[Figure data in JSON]
++++
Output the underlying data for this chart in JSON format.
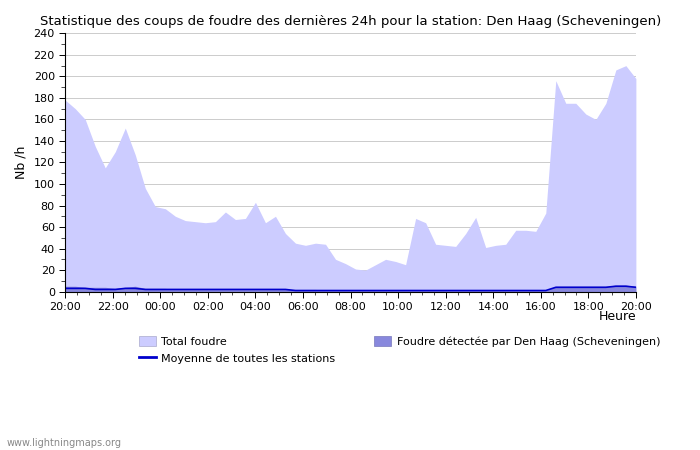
{
  "title": "Statistique des coups de foudre des dernières 24h pour la station: Den Haag (Scheveningen)",
  "xlabel": "Heure",
  "ylabel": "Nb /h",
  "watermark": "www.lightningmaps.org",
  "xlim": [
    0,
    48
  ],
  "ylim": [
    0,
    240
  ],
  "ytick_major": [
    0,
    20,
    40,
    60,
    80,
    100,
    120,
    140,
    160,
    180,
    200,
    220,
    240
  ],
  "ytick_minor_spacing": 10,
  "xtick_labels": [
    "20:00",
    "22:00",
    "00:00",
    "02:00",
    "04:00",
    "06:00",
    "08:00",
    "10:00",
    "12:00",
    "14:00",
    "16:00",
    "18:00",
    "20:00"
  ],
  "xtick_positions": [
    0,
    4,
    8,
    12,
    16,
    20,
    24,
    28,
    32,
    36,
    40,
    44,
    48
  ],
  "total_foudre_color": "#ccccff",
  "detected_foudre_color": "#8888dd",
  "moyenne_color": "#0000cc",
  "background_color": "#ffffff",
  "grid_color": "#cccccc",
  "total_foudre": [
    178,
    170,
    160,
    135,
    115,
    130,
    152,
    127,
    96,
    79,
    77,
    70,
    66,
    65,
    64,
    65,
    74,
    67,
    68,
    83,
    64,
    70,
    54,
    45,
    43,
    45,
    44,
    30,
    26,
    21,
    20,
    25,
    30,
    28,
    25,
    68,
    64,
    44,
    43,
    42,
    54,
    69,
    41,
    43,
    44,
    57,
    57,
    56,
    73,
    196,
    175,
    175,
    165,
    160,
    175,
    206,
    210,
    198
  ],
  "detected_foudre": [
    5,
    5,
    4,
    4,
    4,
    3,
    4,
    5,
    3,
    3,
    3,
    2,
    2,
    2,
    2,
    2,
    2,
    2,
    2,
    2,
    2,
    2,
    2,
    2,
    2,
    2,
    1,
    1,
    1,
    1,
    1,
    1,
    1,
    1,
    1,
    1,
    1,
    1,
    1,
    1,
    1,
    1,
    1,
    1,
    1,
    1,
    1,
    1,
    1,
    5,
    5,
    5,
    5,
    5,
    5,
    6,
    6,
    5
  ],
  "moyenne": [
    3,
    3,
    3,
    2,
    2,
    2,
    3,
    3,
    2,
    2,
    2,
    2,
    2,
    2,
    2,
    2,
    2,
    2,
    2,
    2,
    2,
    2,
    2,
    1,
    1,
    1,
    1,
    1,
    1,
    1,
    1,
    1,
    1,
    1,
    1,
    1,
    1,
    1,
    1,
    1,
    1,
    1,
    1,
    1,
    1,
    1,
    1,
    1,
    1,
    4,
    4,
    4,
    4,
    4,
    4,
    5,
    5,
    4
  ],
  "n_points": 58,
  "legend_total_label": "Total foudre",
  "legend_detected_label": "Foudre détectée par Den Haag (Scheveningen)",
  "legend_moyenne_label": "Moyenne de toutes les stations"
}
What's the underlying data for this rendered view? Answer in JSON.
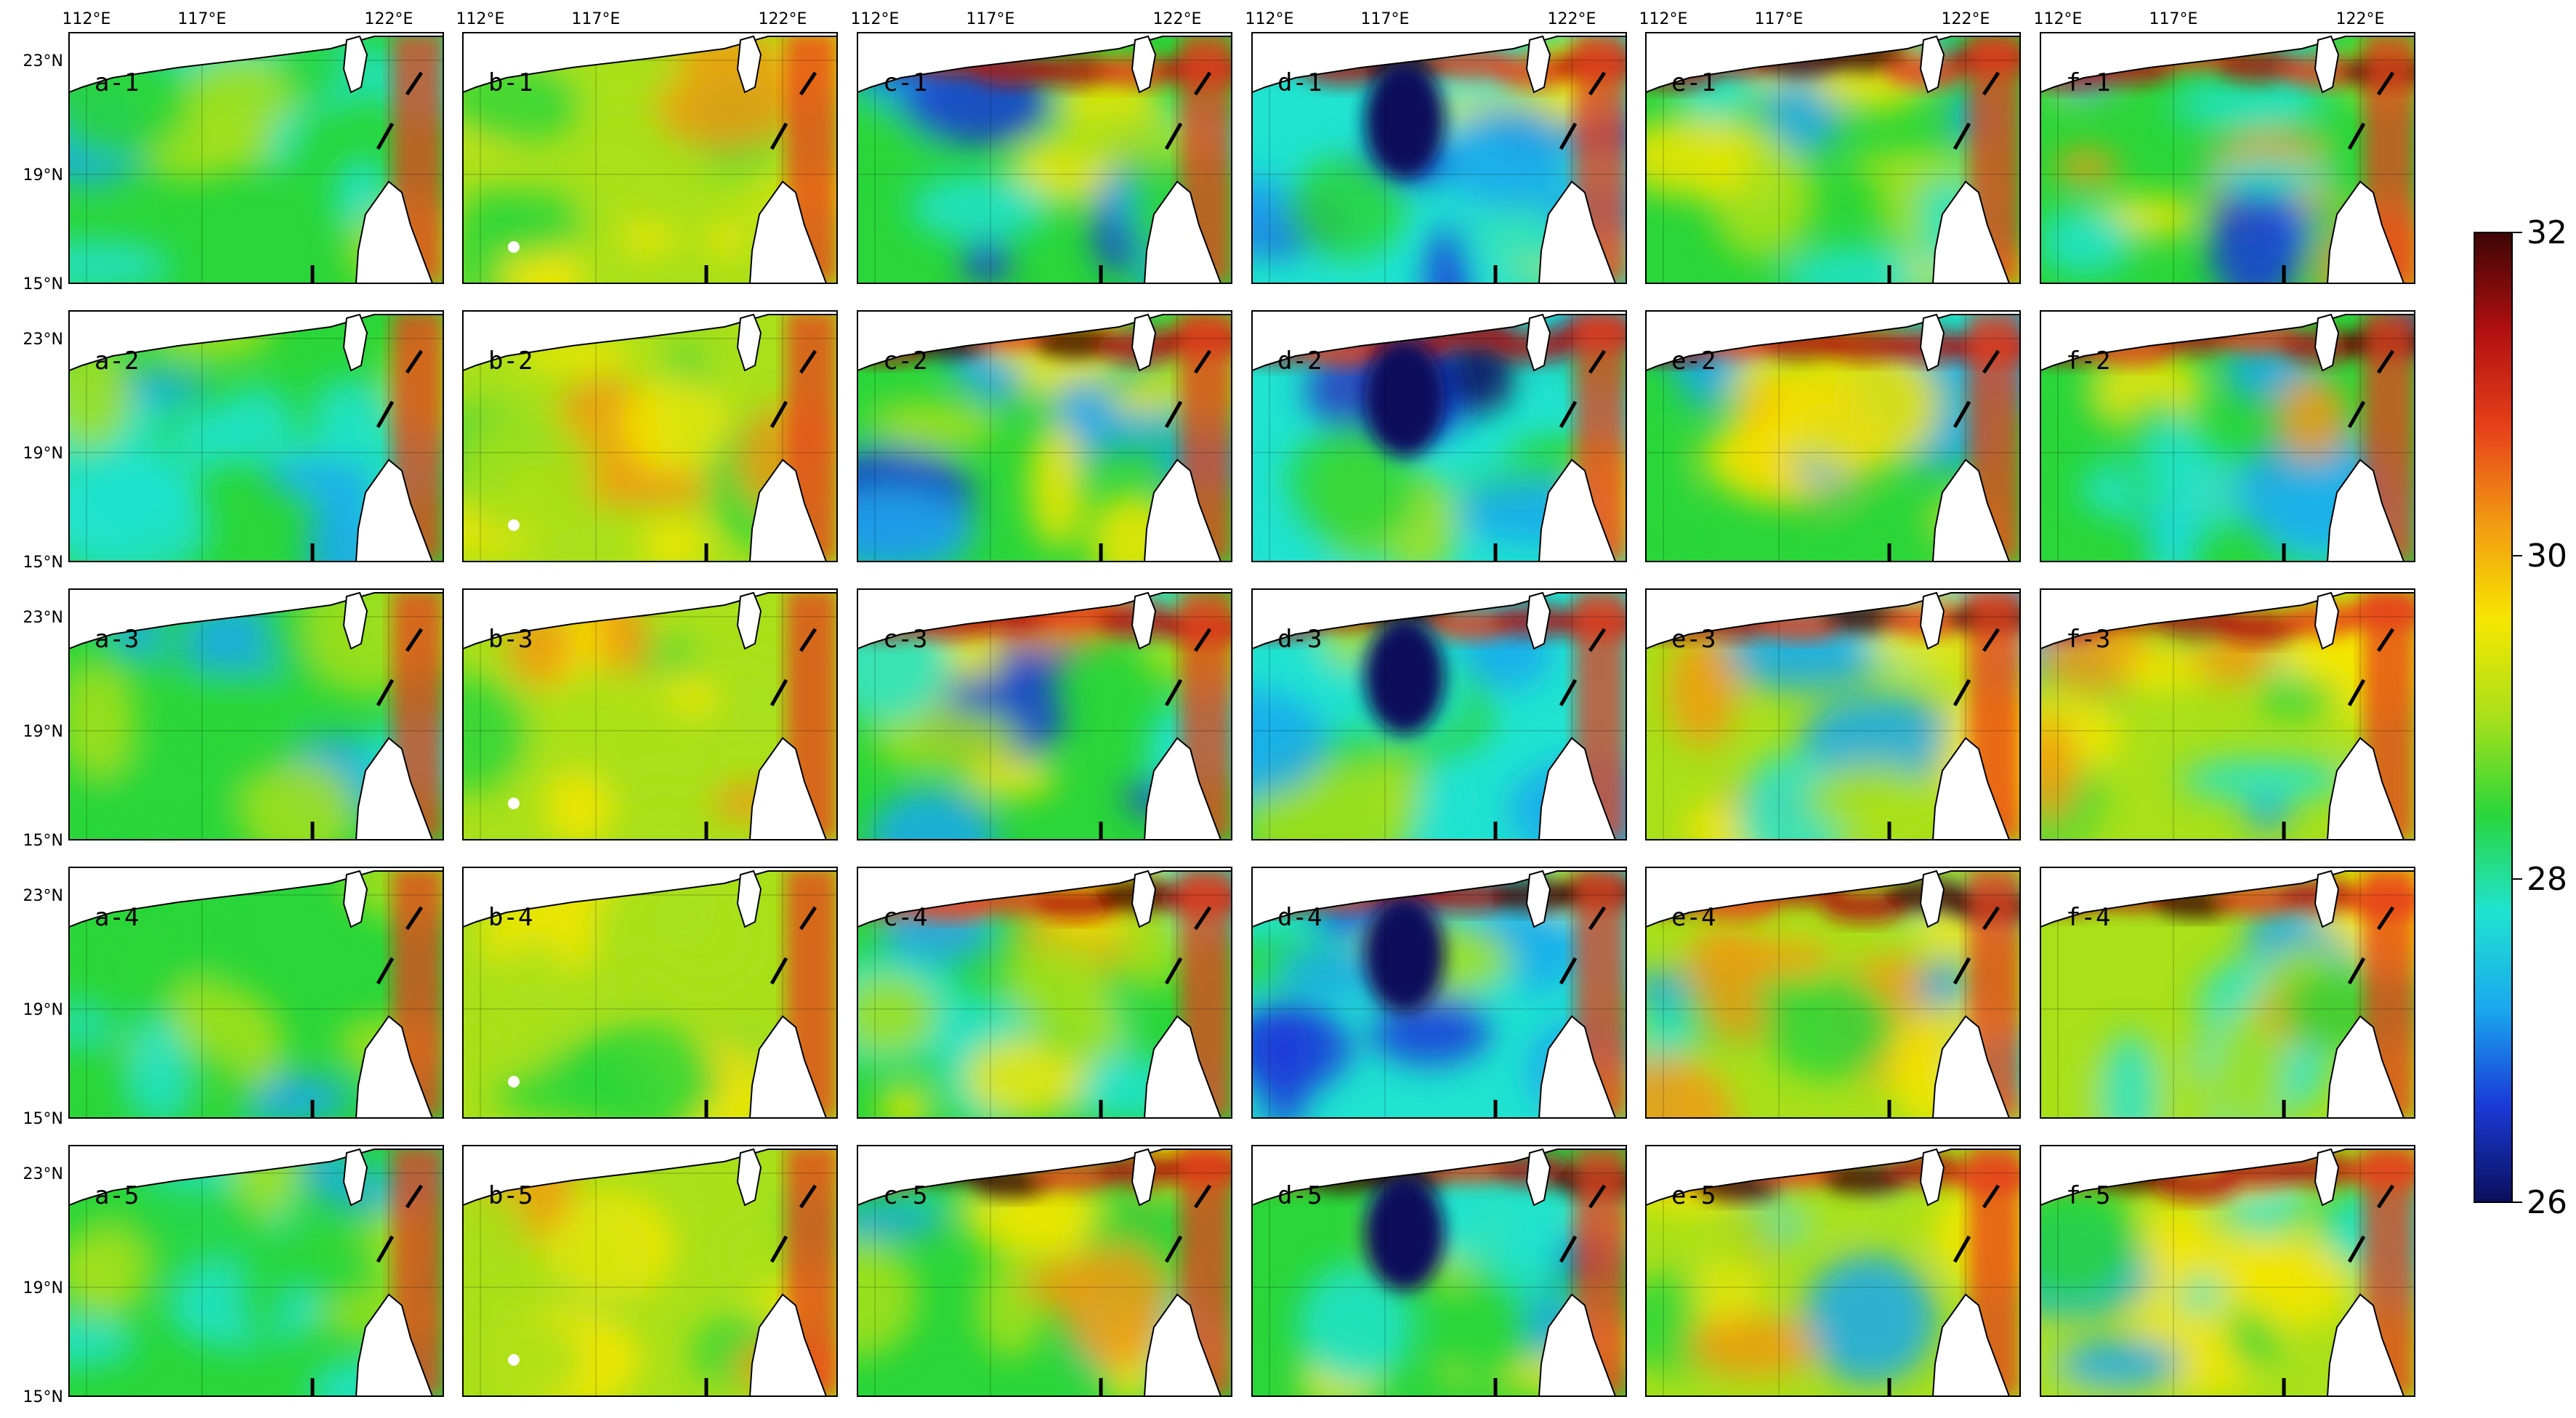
{
  "figure": {
    "lon_ticks": [
      "112°E",
      "117°E",
      "122°E"
    ],
    "lat_ticks": [
      "23°N",
      "19°N",
      "15°N"
    ],
    "columns": [
      "a",
      "b",
      "c",
      "d",
      "e",
      "f"
    ],
    "rows": [
      "1",
      "2",
      "3",
      "4",
      "5"
    ],
    "panels": [
      [
        "a-1",
        "b-1",
        "c-1",
        "d-1",
        "e-1",
        "f-1"
      ],
      [
        "a-2",
        "b-2",
        "c-2",
        "d-2",
        "e-2",
        "f-2"
      ],
      [
        "a-3",
        "b-3",
        "c-3",
        "d-3",
        "e-3",
        "f-3"
      ],
      [
        "a-4",
        "b-4",
        "c-4",
        "d-4",
        "e-4",
        "f-4"
      ],
      [
        "a-5",
        "b-5",
        "c-5",
        "d-5",
        "e-5",
        "f-5"
      ]
    ]
  },
  "colorbar": {
    "ticks": [
      "32",
      "30",
      "28",
      "26"
    ],
    "min": 26,
    "max": 32,
    "colors": [
      "#0a0f5c",
      "#1a3ad8",
      "#1aa8ee",
      "#20e3d0",
      "#2ad63a",
      "#a8e01a",
      "#f6e600",
      "#f29a12",
      "#e6401a",
      "#b00f10",
      "#3d0505"
    ]
  },
  "land_color": "#ffffff",
  "coast_color": "#000000"
}
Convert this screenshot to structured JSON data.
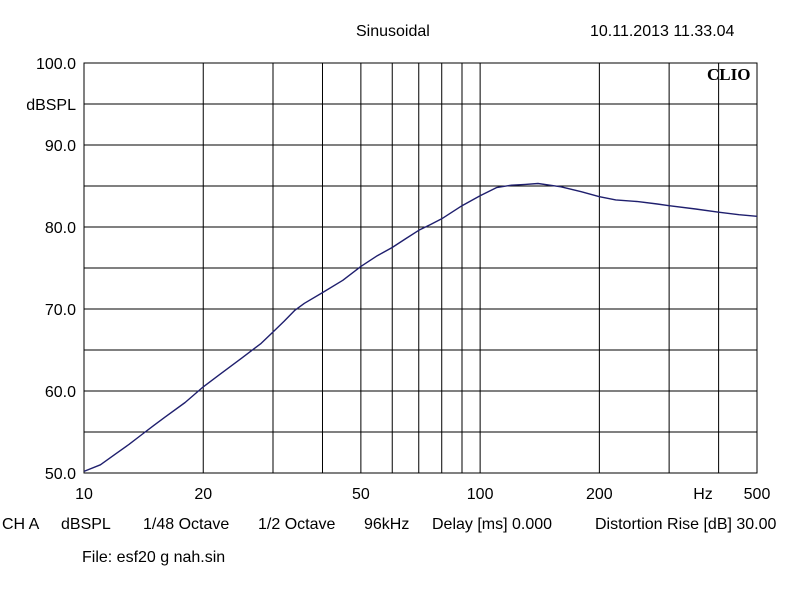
++++
Filter the records for lines holding the string "underlying". Copy each one.

• **In response**
Output the underlying data for this chart in JSON format.
What's the underlying data for this rendered view? Answer in JSON.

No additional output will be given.